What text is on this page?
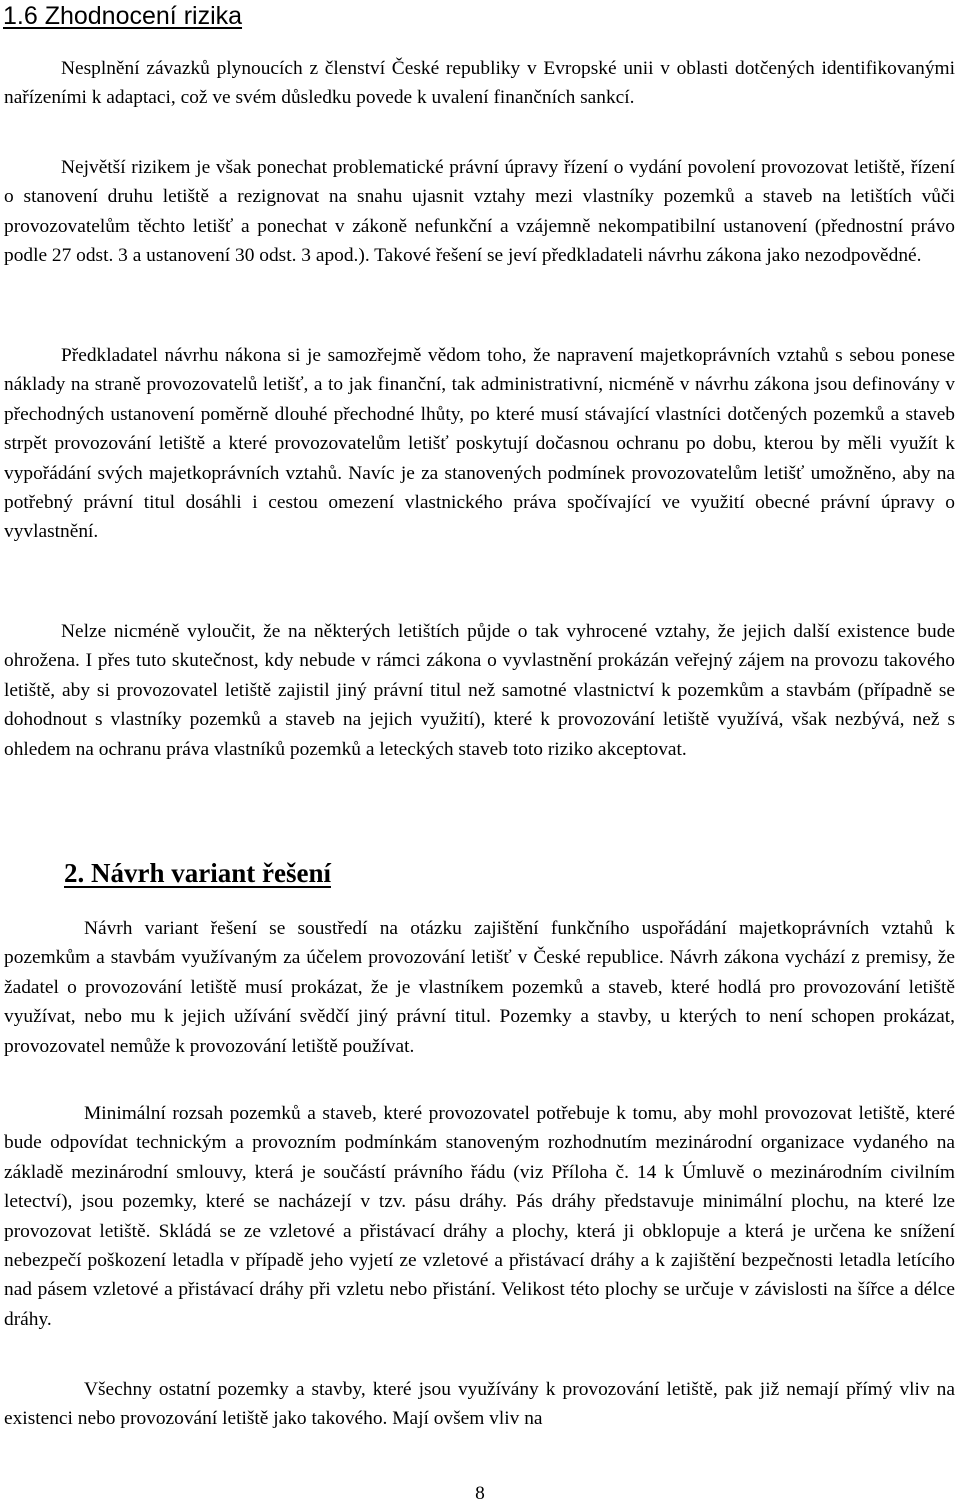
1.6 Zhodnocení rizika

Nesplnění závazků plynoucích z členství České republiky v Evropské unii v oblasti dotčených identifikovanými nařízeními k adaptaci, což ve svém důsledku povede k uvalení finančních sankcí.

Největší rizikem je však ponechat problematické právní úpravy řízení o vydání povolení provozovat letiště, řízení o stanovení druhu letiště a rezignovat na snahu ujasnit vztahy mezi vlastníky pozemků a staveb na letištích vůči provozovatelům těchto letišť a ponechat v zákoně nefunkční a vzájemně nekompatibilní ustanovení (přednostní právo podle 27 odst. 3 a ustanovení 30 odst. 3 apod.). Takové řešení se jeví předkladateli návrhu zákona jako nezodpovědné.

Předkladatel návrhu nákona si je samozřejmě vědom toho, že napravení majetkoprávních vztahů s sebou ponese náklady na straně provozovatelů letišť, a to jak finanční, tak administrativní, nicméně v návrhu zákona jsou definovány v přechodných ustanovení poměrně dlouhé přechodné lhůty, po které musí stávající vlastníci dotčených pozemků a staveb strpět provozování letiště a které provozovatelům letišť poskytují dočasnou ochranu po dobu, kterou by měli využít k vypořádání svých majetkoprávních vztahů. Navíc je za stanovených podmínek provozovatelům letišť umožněno, aby na potřebný právní titul dosáhli i cestou omezení vlastnického práva spočívající ve využití obecné právní úpravy o vyvlastnění.

Nelze nicméně vyloučit, že na některých letištích půjde o tak vyhrocené vztahy, že jejich další existence bude ohrožena. I přes tuto skutečnost, kdy nebude v rámci zákona o vyvlastnění prokázán veřejný zájem na provozu takového letiště, aby si provozovatel letiště zajistil jiný právní titul než samotné vlastnictví k pozemkům a stavbám (případně se dohodnout s vlastníky pozemků a staveb na jejich využití), které k provozování letiště využívá, však nezbývá, než s ohledem na ochranu práva vlastníků pozemků a leteckých staveb toto riziko akceptovat.

2. Návrh variant řešení

Návrh variant řešení se soustředí na otázku zajištění funkčního uspořádání majetkoprávních vztahů k pozemkům a stavbám využívaným za účelem provozování letišť v České republice. Návrh zákona vychází z premisy, že žadatel o provozování letiště musí prokázat, že je vlastníkem pozemků a staveb, které hodlá pro provozování letiště využívat, nebo mu k jejich užívání svědčí jiný právní titul. Pozemky a stavby, u kterých to není schopen prokázat, provozovatel nemůže k provozování letiště používat.

Minimální rozsah pozemků a staveb, které provozovatel potřebuje k tomu, aby mohl provozovat letiště, které bude odpovídat technickým a provozním podmínkám stanoveným rozhodnutím mezinárodní organizace vydaného na základě mezinárodní smlouvy, která je součástí právního řádu (viz Příloha č. 14 k Úmluvě o mezinárodním civilním letectví), jsou pozemky, které se nacházejí v tzv. pásu dráhy. Pás dráhy představuje minimální plochu, na které lze provozovat letiště. Skládá se ze vzletové a přistávací dráhy a plochy, která ji obklopuje a která je určena ke snížení nebezpečí poškození letadla v případě jeho vyjetí ze vzletové a přistávací dráhy a k zajištění bezpečnosti letadla letícího nad pásem vzletové a přistávací dráhy při vzletu nebo přistání. Velikost této plochy se určuje v závislosti na šířce a délce dráhy.

Všechny ostatní pozemky a stavby, které jsou využívány k provozování letiště, pak již nemají přímý vliv na existenci nebo provozování letiště jako takového. Mají ovšem vliv na

8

====

**What this task involves:** With the pictures left out, transcribe the material exactly.

**Output for this task:**
What text is on this page?
1.6 Zhodnocení rizika

Nesplnění závazků plynoucích z členství České republiky v Evropské unii v oblasti dotčených identifikovanými nařízeními k adaptaci, což ve svém důsledku povede k uvalení finančních sankcí.

Největší rizikem je však ponechat problematické právní úpravy řízení o vydání povolení provozovat letiště, řízení o stanovení druhu letiště a rezignovat na snahu ujasnit vztahy mezi vlastníky pozemků a staveb na letištích vůči provozovatelům těchto letišť a ponechat v zákoně nefunkční a vzájemně nekompatibilní ustanovení (přednostní právo podle 27 odst. 3 a ustanovení 30 odst. 3 apod.). Takové řešení se jeví předkladateli návrhu zákona jako nezodpovědné.

Předkladatel návrhu nákona si je samozřejmě vědom toho, že napravení majetkoprávních vztahů s sebou ponese náklady na straně provozovatelů letišť, a to jak finanční, tak administrativní, nicméně v návrhu zákona jsou definovány v přechodných ustanovení poměrně dlouhé přechodné lhůty, po které musí stávající vlastníci dotčených pozemků a staveb strpět provozování letiště a které provozovatelům letišť poskytují dočasnou ochranu po dobu, kterou by měli využít k vypořádání svých majetkoprávních vztahů. Navíc je za stanovených podmínek provozovatelům letišť umožněno, aby na potřebný právní titul dosáhli i cestou omezení vlastnického práva spočívající ve využití obecné právní úpravy o vyvlastnění.

Nelze nicméně vyloučit, že na některých letištích půjde o tak vyhrocené vztahy, že jejich další existence bude ohrožena. I přes tuto skutečnost, kdy nebude v rámci zákona o vyvlastnění prokázán veřejný zájem na provozu takového letiště, aby si provozovatel letiště zajistil jiný právní titul než samotné vlastnictví k pozemkům a stavbám (případně se dohodnout s vlastníky pozemků a staveb na jejich využití), které k provozování letiště využívá, však nezbývá, než s ohledem na ochranu práva vlastníků pozemků a leteckých staveb toto riziko akceptovat.

2. Návrh variant řešení

Návrh variant řešení se soustředí na otázku zajištění funkčního uspořádání majetkoprávních vztahů k pozemkům a stavbám využívaným za účelem provozování letišť v České republice. Návrh zákona vychází z premisy, že žadatel o provozování letiště musí prokázat, že je vlastníkem pozemků a staveb, které hodlá pro provozování letiště využívat, nebo mu k jejich užívání svědčí jiný právní titul. Pozemky a stavby, u kterých to není schopen prokázat, provozovatel nemůže k provozování letiště používat.

Minimální rozsah pozemků a staveb, které provozovatel potřebuje k tomu, aby mohl provozovat letiště, které bude odpovídat technickým a provozním podmínkám stanoveným rozhodnutím mezinárodní organizace vydaného na základě mezinárodní smlouvy, která je součástí právního řádu (viz Příloha č. 14 k Úmluvě o mezinárodním civilním letectví), jsou pozemky, které se nacházejí v tzv. pásu dráhy. Pás dráhy představuje minimální plochu, na které lze provozovat letiště. Skládá se ze vzletové a přistávací dráhy a plochy, která ji obklopuje a která je určena ke snížení nebezpečí poškození letadla v případě jeho vyjetí ze vzletové a přistávací dráhy a k zajištění bezpečnosti letadla letícího nad pásem vzletové a přistávací dráhy při vzletu nebo přistání. Velikost této plochy se určuje v závislosti na šířce a délce dráhy.

Všechny ostatní pozemky a stavby, které jsou využívány k provozování letiště, pak již nemají přímý vliv na existenci nebo provozování letiště jako takového. Mají ovšem vliv na

8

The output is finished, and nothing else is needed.